━━━ Provided entries
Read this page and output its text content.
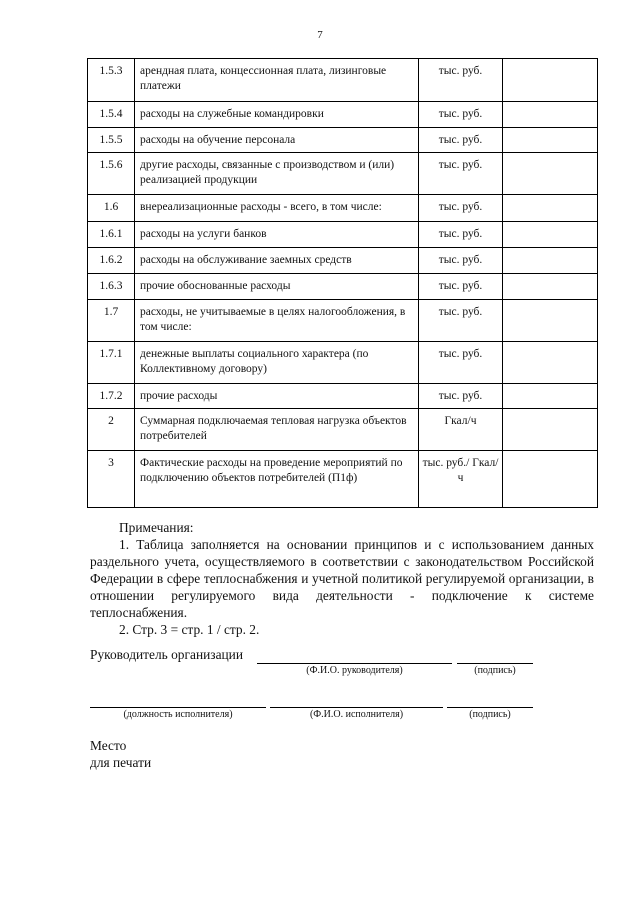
7
1.5.3	арендная плата, концессионная плата, лизинговые платежи	тыс. руб.	
1.5.4	расходы на служебные командировки	тыс. руб.	
1.5.5	расходы на обучение персонала	тыс. руб.	
1.5.6	другие расходы, связанные с производством и (или) реализацией продукции	тыс. руб.	
1.6	внереализационные расходы - всего, в том числе:	тыс. руб.	
1.6.1	расходы на услуги банков	тыс. руб.	
1.6.2	расходы на обслуживание заемных средств	тыс. руб.	
1.6.3	прочие обоснованные расходы	тыс. руб.	
1.7	расходы, не учитываемые в целях налогообложения, в том числе:	тыс. руб.	
1.7.1	денежные выплаты социального характера (по Коллективному договору)	тыс. руб.	
1.7.2	прочие расходы	тыс. руб.	
2	Суммарная подключаемая тепловая нагрузка объектов потребителей	Гкал/ч	
3	Фактические расходы на проведение мероприятий по подключению объектов потребителей (П1ф)	тыс. руб./ Гкал/ч	

Примечания:

1. Таблица заполняется на основании принципов и с использованием данных раздельного учета, осуществляемого в соответствии с законодательством Российской Федерации в сфере теплоснабжения и учетной политикой регулируемой организации, в отношении регулируемого вида деятельности - подключение к системе теплоснабжения.

2. Стр. 3 = стр. 1 / стр. 2.

Руководитель организации
(Ф.И.О. руководителя)	(подпись)
(должность исполнителя)	(Ф.И.О. исполнителя)	(подпись)
Место
для печати
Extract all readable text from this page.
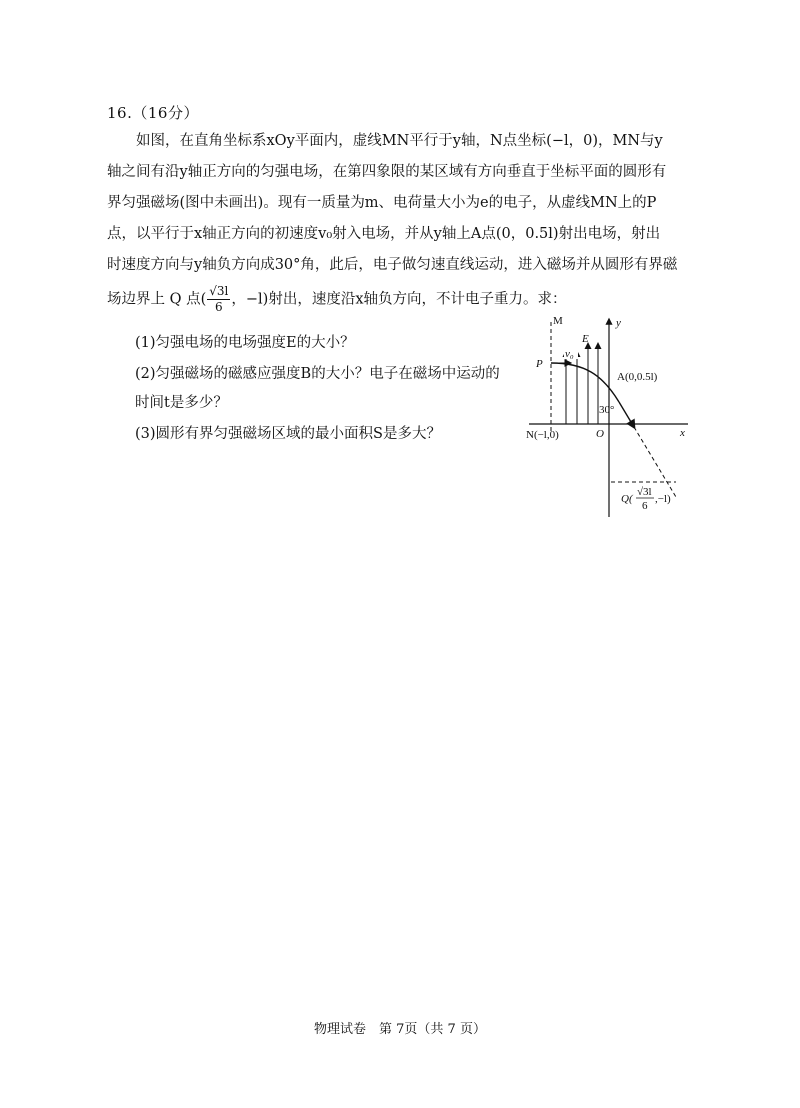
16.（16分）
如图，在直角坐标系xOy平面内，虚线MN平行于y轴，N点坐标(−l，0)，MN与y
轴之间有沿y轴正方向的匀强电场，在第四象限的某区域有方向垂直于坐标平面的圆形有
界匀强磁场(图中未画出)。现有一质量为m、电荷量大小为e的电子，从虚线MN上的P
点，以平行于x轴正方向的初速度v₀射入电场，并从y轴上A点(0，0.5l)射出电场，射出
时速度方向与y轴负方向成30°角，此后，电子做匀速直线运动，进入磁场并从圆形有界磁
场边界上 Q 点( $\frac{√3l}{6}$ ，−l)射出，速度沿x轴负方向，不计电子重力。求：
(1)匀强电场的电场强度E的大小？
(2)匀强磁场的磁感应强度B的大小？电子在磁场中运动的
时间t是多少？
(3)圆形有界匀强磁场区域的最小面积S是多大？
M	y
x
E
P
v₀
A(0,0.5l)
30°
N(−l,0)	O
Q(
√3l
6
,−l)
物理试卷　第 7页（共 7 页）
━━━━━━
Short exercise: Output the line that contains "Extract all readable text from this page." and every subsequent line through the end of the entries, exactly as given, without pictures.

Task result:
Extract all readable text from this page.
16.（16分）
如图，在直角坐标系xOy平面内，虚线MN平行于y轴，N点坐标(−l，0)，MN与y
轴之间有沿y轴正方向的匀强电场，在第四象限的某区域有方向垂直于坐标平面的圆形有
界匀强磁场(图中未画出)。现有一质量为m、电荷量大小为e的电子，从虚线MN上的P
点，以平行于x轴正方向的初速度v₀射入电场，并从y轴上A点(0，0.5l)射出电场，射出
时速度方向与y轴负方向成30°角，此后，电子做匀速直线运动，进入磁场并从圆形有界磁
场边界上 Q 点( $\frac{√3l}{6}$ ，−l)射出，速度沿x轴负方向，不计电子重力。求：
(1)匀强电场的电场强度E的大小？
(2)匀强磁场的磁感应强度B的大小？电子在磁场中运动的
时间t是多少？
(3)圆形有界匀强磁场区域的最小面积S是多大？
M	y
x
E
P
v₀
A(0,0.5l)
30°
N(−l,0)	O
Q(
√3l
6
,−l)
物理试卷　第 7页（共 7 页）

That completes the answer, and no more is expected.